How to implement join-fields with Spring Data Elasticsearch 4.0.0

Hi,

I am using Spring Data Elasticsearch 4.0.0 and I would like to establish a parent-child-relationship between my entities. I found out that @JoinTypeRelation comes with version 4.1.X, but unfortunately, I am stuck with 4.0.0. The official documentation does not have any information about how to implement join-fields, but I hope there is still a way to do it.

In order to give some more detailed information: Since types are no longer supported in ES 7.6.2, I merged my two entities, parent and child, into a single class which holds either parent or child information, but never both.

@Document(indexName = "my_index")
public class ParentOrChild {

    @Id
    private String _id;

    @Field(type = FieldType.Keyword)
    private String someParentProperty;

    @Field(type = FieldType.Keyword)
    private String someChildProperty;

    // getters and setters
}

Now I would like to create a join-field so that entities that represent a child can reference another entitiy that represents a parent. My goal is to later find parent entities by searching for properties of their children like this:

GET my_index/_search
{
    "query": {
        "has_child" : {
            "type" : "_doc",
            "query" : {
                "fuzzy" : {
                    "someChildProperty" : "value"
                }
            }
        }
    }
}

I appreciate any hints you can give me.

Welcome!

I'm not going to comment on the spring side as I don't know how this is implemented in the next version and if there's a workaround.

DATASET EXCERPT –
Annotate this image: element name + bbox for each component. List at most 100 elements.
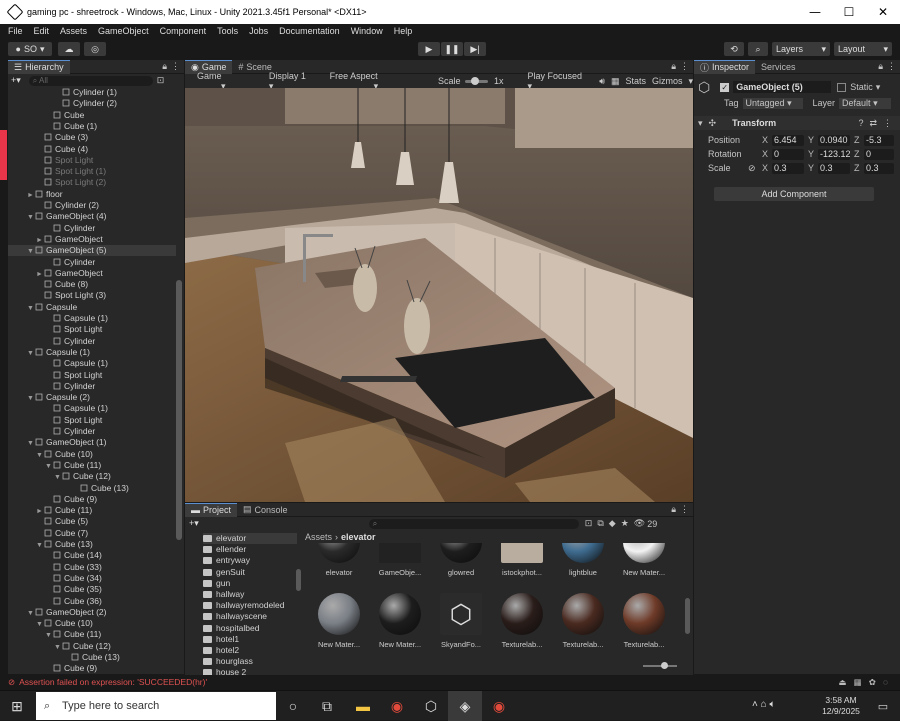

EXERCISE – Carry on the forum thread about join fields in Spring Data Elasticsearch 4.0.0, starting right after its last sentence.

EXPECTED OUTPUT –
The only workaround I can imagine is by providing manually the mapping and writing manually the queries.

That being said, before going further, are you sure that you must use a relationship model in elasticsearch? Is there anything that prevents you of denormalizing your data and avoid doing joins?

IMO joins should be used only when nothing else is possible. At least if you want the application to be the fastest as possible.

2 Likes

Thank you for your answer,

I guess it would not be a problem to just duplicate the parent data in the child, since it already has the fields anyway. The only problem I see is when a parent gets updated. Then I would have to find all of the children and update them aswell.

That seems like a costly operation. Do you think it is still better than having joins?

EDIT: I talked to my colleagues and in our scenario updates to parents are very rare whereas the search for childen by attributes of the parent are very common. So denormalization seems like a very good idea. Thank you very much, David.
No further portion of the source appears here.